## Problem details
Exclude the pictures and retype the entries as written.

....

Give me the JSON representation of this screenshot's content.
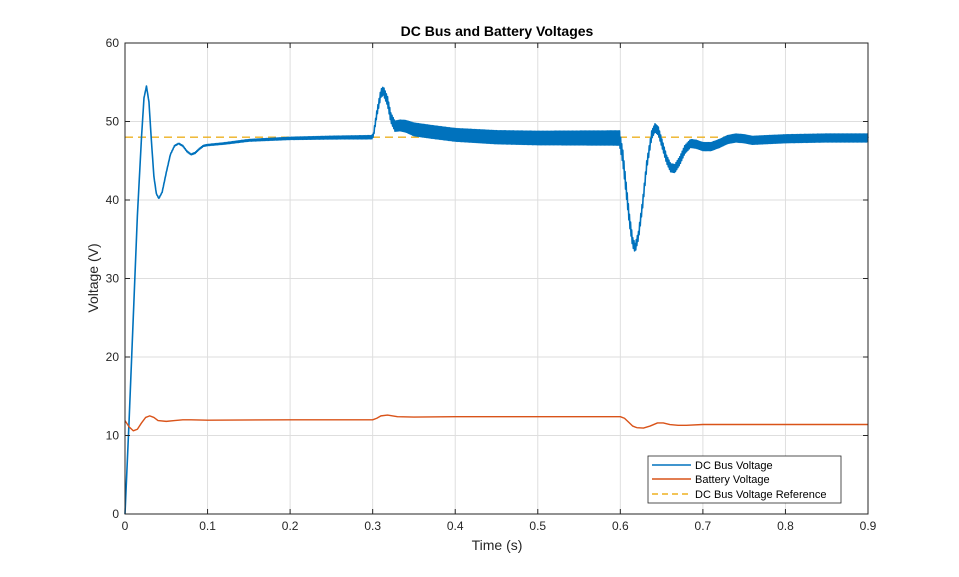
{
  "chart_data": {
    "type": "line",
    "title": "DC Bus and Battery Voltages",
    "xlabel": "Time (s)",
    "ylabel": "Voltage (V)",
    "xlim": [
      0,
      0.9
    ],
    "ylim": [
      0,
      60
    ],
    "xticks": [
      0,
      0.1,
      0.2,
      0.3,
      0.4,
      0.5,
      0.6,
      0.7,
      0.8,
      0.9
    ],
    "xtick_labels": [
      "0",
      "0.1",
      "0.2",
      "0.3",
      "0.4",
      "0.5",
      "0.6",
      "0.7",
      "0.8",
      "0.9"
    ],
    "yticks": [
      0,
      10,
      20,
      30,
      40,
      50,
      60
    ],
    "ytick_labels": [
      "0",
      "10",
      "20",
      "30",
      "40",
      "50",
      "60"
    ],
    "grid": true,
    "legend_position": "bottom-right",
    "series": [
      {
        "name": "DC Bus Voltage",
        "color": "#0072BD",
        "style": "solid",
        "ripple_band": [
          [
            0,
            0
          ],
          [
            0.3,
            0.2
          ],
          [
            0.31,
            0.5
          ],
          [
            0.35,
            0.8
          ],
          [
            0.4,
            0.8
          ],
          [
            0.6,
            0.9
          ],
          [
            0.62,
            0.5
          ],
          [
            0.7,
            0.5
          ],
          [
            0.9,
            0.5
          ]
        ],
        "points": [
          [
            0,
            0
          ],
          [
            0.005,
            12
          ],
          [
            0.01,
            25
          ],
          [
            0.015,
            38
          ],
          [
            0.02,
            48
          ],
          [
            0.023,
            53
          ],
          [
            0.026,
            54.5
          ],
          [
            0.029,
            52.5
          ],
          [
            0.032,
            47.5
          ],
          [
            0.035,
            43
          ],
          [
            0.038,
            40.8
          ],
          [
            0.041,
            40.2
          ],
          [
            0.045,
            41
          ],
          [
            0.05,
            43.5
          ],
          [
            0.055,
            45.8
          ],
          [
            0.06,
            46.9
          ],
          [
            0.065,
            47.2
          ],
          [
            0.07,
            46.9
          ],
          [
            0.075,
            46.2
          ],
          [
            0.08,
            45.8
          ],
          [
            0.085,
            46.0
          ],
          [
            0.09,
            46.5
          ],
          [
            0.095,
            46.9
          ],
          [
            0.1,
            47.0
          ],
          [
            0.12,
            47.2
          ],
          [
            0.15,
            47.6
          ],
          [
            0.2,
            47.85
          ],
          [
            0.25,
            47.95
          ],
          [
            0.299,
            48.0
          ],
          [
            0.301,
            48.3
          ],
          [
            0.305,
            51.0
          ],
          [
            0.31,
            53.6
          ],
          [
            0.313,
            53.9
          ],
          [
            0.318,
            52.6
          ],
          [
            0.322,
            50.5
          ],
          [
            0.327,
            49.4
          ],
          [
            0.333,
            49.5
          ],
          [
            0.34,
            49.4
          ],
          [
            0.35,
            49.0
          ],
          [
            0.37,
            48.7
          ],
          [
            0.4,
            48.3
          ],
          [
            0.45,
            48.0
          ],
          [
            0.5,
            47.9
          ],
          [
            0.55,
            47.9
          ],
          [
            0.599,
            47.9
          ],
          [
            0.603,
            45.5
          ],
          [
            0.607,
            41.5
          ],
          [
            0.611,
            37.5
          ],
          [
            0.615,
            34.6
          ],
          [
            0.618,
            33.9
          ],
          [
            0.622,
            35.5
          ],
          [
            0.627,
            39.5
          ],
          [
            0.632,
            44.5
          ],
          [
            0.638,
            48.3
          ],
          [
            0.642,
            49.2
          ],
          [
            0.646,
            48.8
          ],
          [
            0.651,
            47.0
          ],
          [
            0.656,
            45.2
          ],
          [
            0.661,
            44.1
          ],
          [
            0.666,
            44.0
          ],
          [
            0.672,
            45.0
          ],
          [
            0.678,
            46.4
          ],
          [
            0.685,
            47.2
          ],
          [
            0.692,
            47.1
          ],
          [
            0.7,
            46.8
          ],
          [
            0.71,
            46.8
          ],
          [
            0.72,
            47.2
          ],
          [
            0.73,
            47.7
          ],
          [
            0.74,
            47.9
          ],
          [
            0.75,
            47.8
          ],
          [
            0.76,
            47.6
          ],
          [
            0.78,
            47.7
          ],
          [
            0.8,
            47.8
          ],
          [
            0.85,
            47.9
          ],
          [
            0.9,
            47.9
          ]
        ]
      },
      {
        "name": "Battery Voltage",
        "color": "#D95319",
        "style": "solid",
        "points": [
          [
            0,
            11.9
          ],
          [
            0.005,
            11.1
          ],
          [
            0.01,
            10.6
          ],
          [
            0.015,
            10.8
          ],
          [
            0.02,
            11.6
          ],
          [
            0.025,
            12.3
          ],
          [
            0.03,
            12.5
          ],
          [
            0.035,
            12.3
          ],
          [
            0.04,
            11.9
          ],
          [
            0.05,
            11.8
          ],
          [
            0.06,
            11.9
          ],
          [
            0.07,
            12.0
          ],
          [
            0.08,
            12.0
          ],
          [
            0.1,
            11.95
          ],
          [
            0.2,
            12.0
          ],
          [
            0.3,
            12.0
          ],
          [
            0.305,
            12.2
          ],
          [
            0.31,
            12.5
          ],
          [
            0.318,
            12.6
          ],
          [
            0.33,
            12.4
          ],
          [
            0.35,
            12.35
          ],
          [
            0.4,
            12.4
          ],
          [
            0.5,
            12.4
          ],
          [
            0.6,
            12.4
          ],
          [
            0.605,
            12.2
          ],
          [
            0.61,
            11.7
          ],
          [
            0.615,
            11.2
          ],
          [
            0.62,
            11.0
          ],
          [
            0.628,
            10.95
          ],
          [
            0.636,
            11.2
          ],
          [
            0.645,
            11.6
          ],
          [
            0.652,
            11.6
          ],
          [
            0.66,
            11.4
          ],
          [
            0.67,
            11.3
          ],
          [
            0.68,
            11.3
          ],
          [
            0.7,
            11.4
          ],
          [
            0.75,
            11.4
          ],
          [
            0.8,
            11.4
          ],
          [
            0.9,
            11.4
          ]
        ]
      },
      {
        "name": "DC Bus Voltage Reference",
        "color": "#EDB120",
        "style": "dashed",
        "points": [
          [
            0,
            48
          ],
          [
            0.9,
            48
          ]
        ]
      }
    ]
  }
}
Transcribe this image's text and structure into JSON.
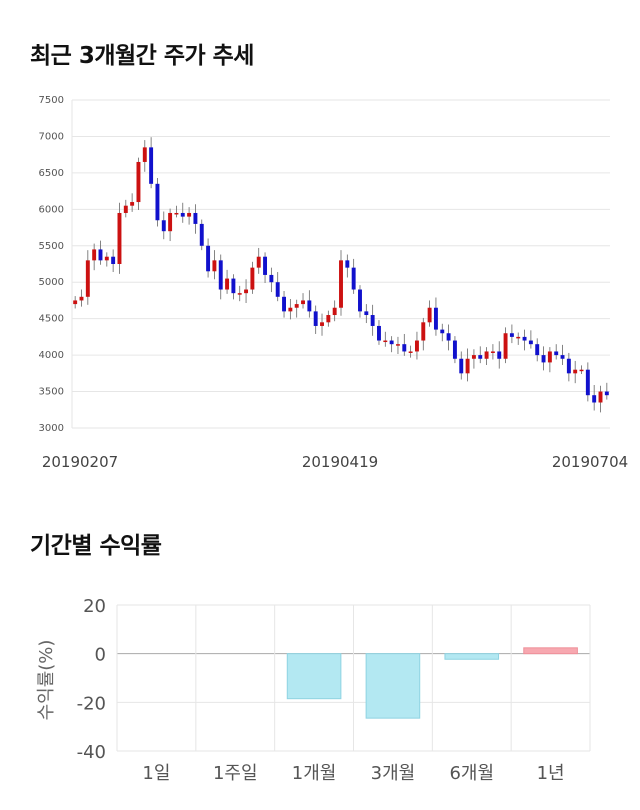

....

## Answer to this exercise
Give me the JSON representation of this screenshot's content.
{
  "chart_data": {
    "type": "line",
    "title": "DC Bus and Battery Voltages",
    "xlabel": "Time (s)",
    "ylabel": "Voltage (V)",
    "xlim": [
      0,
      0.9
    ],
    "ylim": [
      0,
      60
    ],
    "xticks": [
      0,
      0.1,
      0.2,
      0.3,
      0.4,
      0.5,
      0.6,
      0.7,
      0.8,
      0.9
    ],
    "xtick_labels": [
      "0",
      "0.1",
      "0.2",
      "0.3",
      "0.4",
      "0.5",
      "0.6",
      "0.7",
      "0.8",
      "0.9"
    ],
    "yticks": [
      0,
      10,
      20,
      30,
      40,
      50,
      60
    ],
    "ytick_labels": [
      "0",
      "10",
      "20",
      "30",
      "40",
      "50",
      "60"
    ],
    "grid": true,
    "legend_position": "bottom-right",
    "series": [
      {
        "name": "DC Bus Voltage",
        "color": "#0072BD",
        "style": "solid",
        "ripple_band": [
          [
            0,
            0
          ],
          [
            0.3,
            0.2
          ],
          [
            0.31,
            0.5
          ],
          [
            0.35,
            0.8
          ],
          [
            0.4,
            0.8
          ],
          [
            0.6,
            0.9
          ],
          [
            0.62,
            0.5
          ],
          [
            0.7,
            0.5
          ],
          [
            0.9,
            0.5
          ]
        ],
        "points": [
          [
            0,
            0
          ],
          [
            0.005,
            12
          ],
          [
            0.01,
            25
          ],
          [
            0.015,
            38
          ],
          [
            0.02,
            48
          ],
          [
            0.023,
            53
          ],
          [
            0.026,
            54.5
          ],
          [
            0.029,
            52.5
          ],
          [
            0.032,
            47.5
          ],
          [
            0.035,
            43
          ],
          [
            0.038,
            40.8
          ],
          [
            0.041,
            40.2
          ],
          [
            0.045,
            41
          ],
          [
            0.05,
            43.5
          ],
          [
            0.055,
            45.8
          ],
          [
            0.06,
            46.9
          ],
          [
            0.065,
            47.2
          ],
          [
            0.07,
            46.9
          ],
          [
            0.075,
            46.2
          ],
          [
            0.08,
            45.8
          ],
          [
            0.085,
            46.0
          ],
          [
            0.09,
            46.5
          ],
          [
            0.095,
            46.9
          ],
          [
            0.1,
            47.0
          ],
          [
            0.12,
            47.2
          ],
          [
            0.15,
            47.6
          ],
          [
            0.2,
            47.85
          ],
          [
            0.25,
            47.95
          ],
          [
            0.299,
            48.0
          ],
          [
            0.301,
            48.3
          ],
          [
            0.305,
            51.0
          ],
          [
            0.31,
            53.6
          ],
          [
            0.313,
            53.9
          ],
          [
            0.318,
            52.6
          ],
          [
            0.322,
            50.5
          ],
          [
            0.327,
            49.4
          ],
          [
            0.333,
            49.5
          ],
          [
            0.34,
            49.4
          ],
          [
            0.35,
            49.0
          ],
          [
            0.37,
            48.7
          ],
          [
            0.4,
            48.3
          ],
          [
            0.45,
            48.0
          ],
          [
            0.5,
            47.9
          ],
          [
            0.55,
            47.9
          ],
          [
            0.599,
            47.9
          ],
          [
            0.603,
            45.5
          ],
          [
            0.607,
            41.5
          ],
          [
            0.611,
            37.5
          ],
          [
            0.615,
            34.6
          ],
          [
            0.618,
            33.9
          ],
          [
            0.622,
            35.5
          ],
          [
            0.627,
            39.5
          ],
          [
            0.632,
            44.5
          ],
          [
            0.638,
            48.3
          ],
          [
            0.642,
            49.2
          ],
          [
            0.646,
            48.8
          ],
          [
            0.651,
            47.0
          ],
          [
            0.656,
            45.2
          ],
          [
            0.661,
            44.1
          ],
          [
            0.666,
            44.0
          ],
          [
            0.672,
            45.0
          ],
          [
            0.678,
            46.4
          ],
          [
            0.685,
            47.2
          ],
          [
            0.692,
            47.1
          ],
          [
            0.7,
            46.8
          ],
          [
            0.71,
            46.8
          ],
          [
            0.72,
            47.2
          ],
          [
            0.73,
            47.7
          ],
          [
            0.74,
            47.9
          ],
          [
            0.75,
            47.8
          ],
          [
            0.76,
            47.6
          ],
          [
            0.78,
            47.7
          ],
          [
            0.8,
            47.8
          ],
          [
            0.85,
            47.9
          ],
          [
            0.9,
            47.9
          ]
        ]
      },
      {
        "name": "Battery Voltage",
        "color": "#D95319",
        "style": "solid",
        "points": [
          [
            0,
            11.9
          ],
          [
            0.005,
            11.1
          ],
          [
            0.01,
            10.6
          ],
          [
            0.015,
            10.8
          ],
          [
            0.02,
            11.6
          ],
          [
            0.025,
            12.3
          ],
          [
            0.03,
            12.5
          ],
          [
            0.035,
            12.3
          ],
          [
            0.04,
            11.9
          ],
          [
            0.05,
            11.8
          ],
          [
            0.06,
            11.9
          ],
          [
            0.07,
            12.0
          ],
          [
            0.08,
            12.0
          ],
          [
            0.1,
            11.95
          ],
          [
            0.2,
            12.0
          ],
          [
            0.3,
            12.0
          ],
          [
            0.305,
            12.2
          ],
          [
            0.31,
            12.5
          ],
          [
            0.318,
            12.6
          ],
          [
            0.33,
            12.4
          ],
          [
            0.35,
            12.35
          ],
          [
            0.4,
            12.4
          ],
          [
            0.5,
            12.4
          ],
          [
            0.6,
            12.4
          ],
          [
            0.605,
            12.2
          ],
          [
            0.61,
            11.7
          ],
          [
            0.615,
            11.2
          ],
          [
            0.62,
            11.0
          ],
          [
            0.628,
            10.95
          ],
          [
            0.636,
            11.2
          ],
          [
            0.645,
            11.6
          ],
          [
            0.652,
            11.6
          ],
          [
            0.66,
            11.4
          ],
          [
            0.67,
            11.3
          ],
          [
            0.68,
            11.3
          ],
          [
            0.7,
            11.4
          ],
          [
            0.75,
            11.4
          ],
          [
            0.8,
            11.4
          ],
          [
            0.9,
            11.4
          ]
        ]
      },
      {
        "name": "DC Bus Voltage Reference",
        "color": "#EDB120",
        "style": "dashed",
        "points": [
          [
            0,
            48
          ],
          [
            0.9,
            48
          ]
        ]
      }
    ]
  }
}
Transcribe this image's text and structure into JSON.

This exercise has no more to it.